• _AIM OF THE TASK_: Tally the lines that hold the string "poter", and reply with the count alone.

• _DATASET ENTRIES_:
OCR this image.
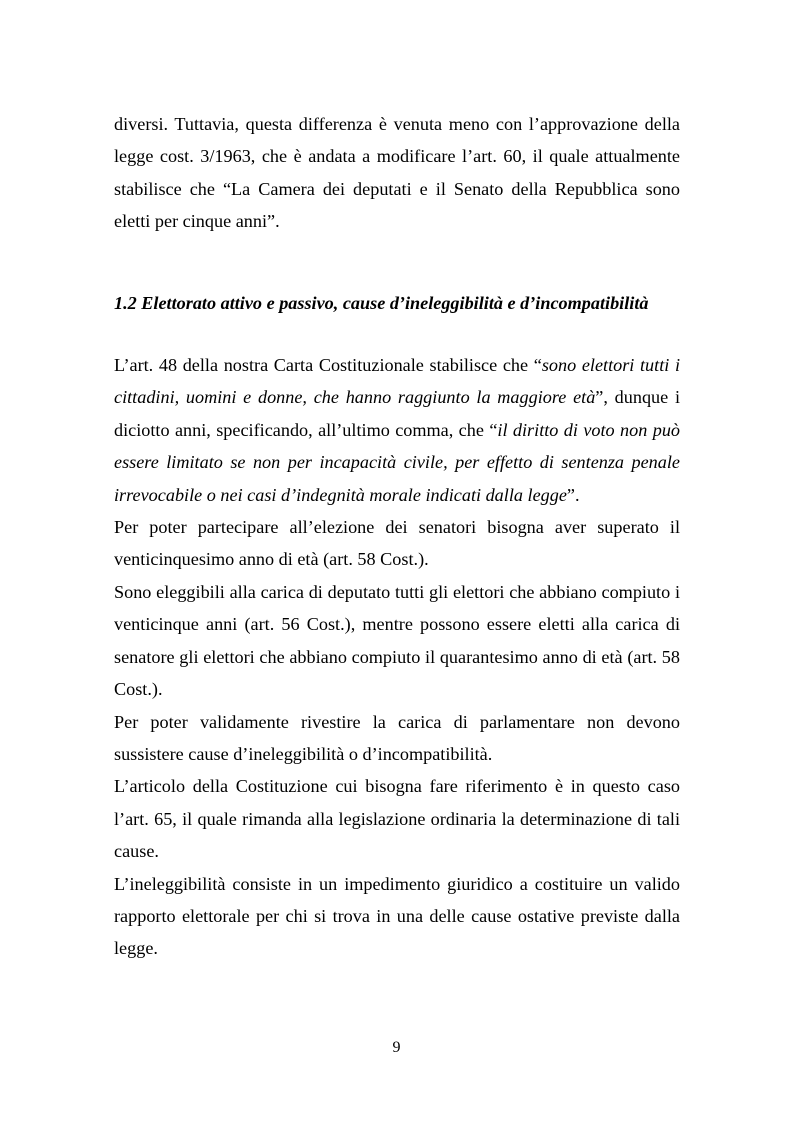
diversi. Tuttavia, questa differenza è venuta meno con l’approvazione della legge cost. 3/1963, che è andata a modificare l’art. 60, il quale attualmente stabilisce che “La Camera dei deputati e il Senato della Repubblica sono eletti per cinque anni”.

1.2 Elettorato attivo e passivo, cause d’ineleggibilità e d’incompatibilità

L’art. 48 della nostra Carta Costituzionale stabilisce che “sono elettori tutti i cittadini, uomini e donne, che hanno raggiunto la maggiore età”, dunque i diciotto anni, specificando, all’ultimo comma, che “il diritto di voto non può essere limitato se non per incapacità civile, per effetto di sentenza penale irrevocabile o nei casi d’indegnità morale indicati dalla legge”.

Per poter partecipare all’elezione dei senatori bisogna aver superato il venticinquesimo anno di età (art. 58 Cost.).

Sono eleggibili alla carica di deputato tutti gli elettori che abbiano compiuto i venticinque anni (art. 56 Cost.), mentre possono essere eletti alla carica di senatore gli elettori che abbiano compiuto il quarantesimo anno di età (art. 58 Cost.).

Per poter validamente rivestire la carica di parlamentare non devono sussistere cause d’ineleggibilità o d’incompatibilità.

L’articolo della Costituzione cui bisogna fare riferimento è in questo caso l’art. 65, il quale rimanda alla legislazione ordinaria la determinazione di tali cause.

L’ineleggibilità consiste in un impedimento giuridico a costituire un valido rapporto elettorale per chi si trova in una delle cause ostative previste dalla legge.

9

• _ANSWER_: 2